▸ **TASK DESCRIPTION**: Some lines of these records may hold the word "Heifer"; state how many, using only the number.

▸ **INPUT MATERIAL**:
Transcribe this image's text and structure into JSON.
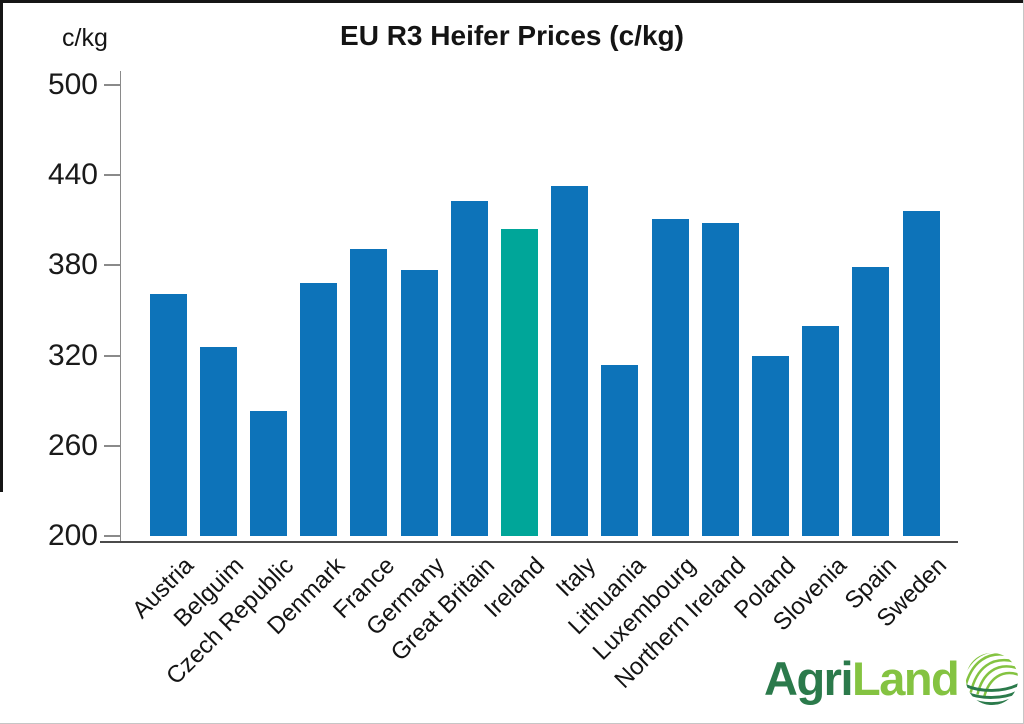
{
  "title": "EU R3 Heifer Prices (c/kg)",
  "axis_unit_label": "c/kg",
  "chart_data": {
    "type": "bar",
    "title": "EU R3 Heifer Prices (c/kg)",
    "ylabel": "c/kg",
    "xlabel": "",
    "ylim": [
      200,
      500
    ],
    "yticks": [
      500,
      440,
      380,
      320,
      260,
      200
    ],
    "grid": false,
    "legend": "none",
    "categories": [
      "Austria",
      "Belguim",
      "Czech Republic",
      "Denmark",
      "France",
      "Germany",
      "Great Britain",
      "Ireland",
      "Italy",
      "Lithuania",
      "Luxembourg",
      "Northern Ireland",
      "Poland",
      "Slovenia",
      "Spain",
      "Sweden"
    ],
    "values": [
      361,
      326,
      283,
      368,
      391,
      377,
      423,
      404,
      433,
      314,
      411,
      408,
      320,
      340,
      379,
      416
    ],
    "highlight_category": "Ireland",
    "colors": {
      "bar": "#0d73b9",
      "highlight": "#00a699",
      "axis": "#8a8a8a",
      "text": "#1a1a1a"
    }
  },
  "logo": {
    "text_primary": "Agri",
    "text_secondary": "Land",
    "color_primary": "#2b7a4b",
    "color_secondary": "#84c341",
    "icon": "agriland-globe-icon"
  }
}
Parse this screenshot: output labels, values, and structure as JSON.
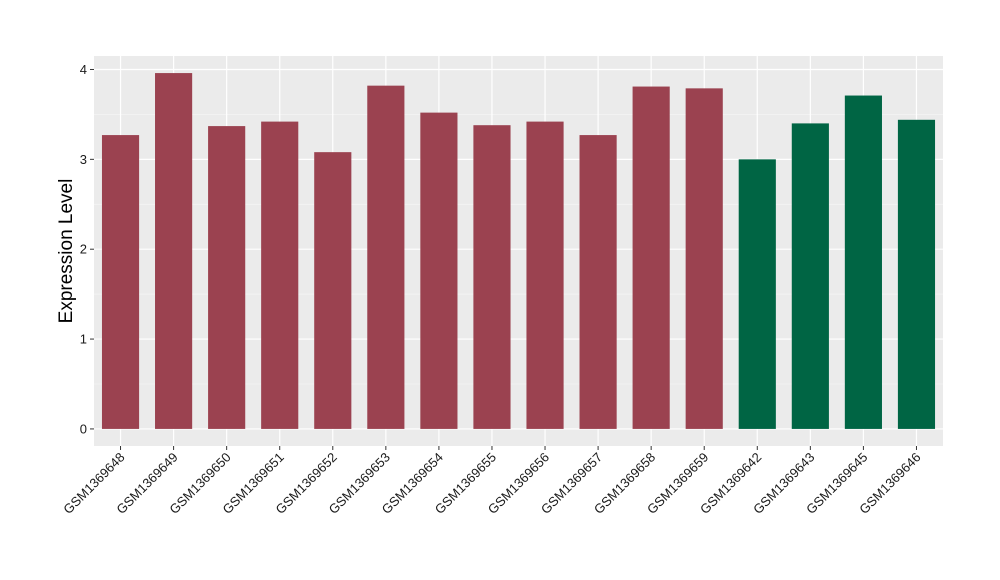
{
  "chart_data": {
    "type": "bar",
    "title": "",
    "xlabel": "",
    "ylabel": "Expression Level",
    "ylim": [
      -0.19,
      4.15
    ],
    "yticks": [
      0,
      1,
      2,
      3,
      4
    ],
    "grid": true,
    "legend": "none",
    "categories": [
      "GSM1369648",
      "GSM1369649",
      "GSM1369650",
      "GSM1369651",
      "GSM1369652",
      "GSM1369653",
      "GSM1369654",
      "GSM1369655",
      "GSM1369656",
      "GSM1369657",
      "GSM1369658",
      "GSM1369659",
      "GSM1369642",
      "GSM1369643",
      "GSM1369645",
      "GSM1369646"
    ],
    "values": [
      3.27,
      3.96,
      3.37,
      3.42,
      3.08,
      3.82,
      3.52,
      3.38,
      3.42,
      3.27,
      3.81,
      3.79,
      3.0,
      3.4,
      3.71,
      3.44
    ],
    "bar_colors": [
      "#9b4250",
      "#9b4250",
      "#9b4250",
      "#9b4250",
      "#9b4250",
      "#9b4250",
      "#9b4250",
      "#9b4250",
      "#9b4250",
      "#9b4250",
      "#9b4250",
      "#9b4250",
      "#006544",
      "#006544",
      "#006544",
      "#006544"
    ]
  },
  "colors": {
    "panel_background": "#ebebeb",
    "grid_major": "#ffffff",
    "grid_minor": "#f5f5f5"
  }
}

▸ **TASK SOLUTION**: 2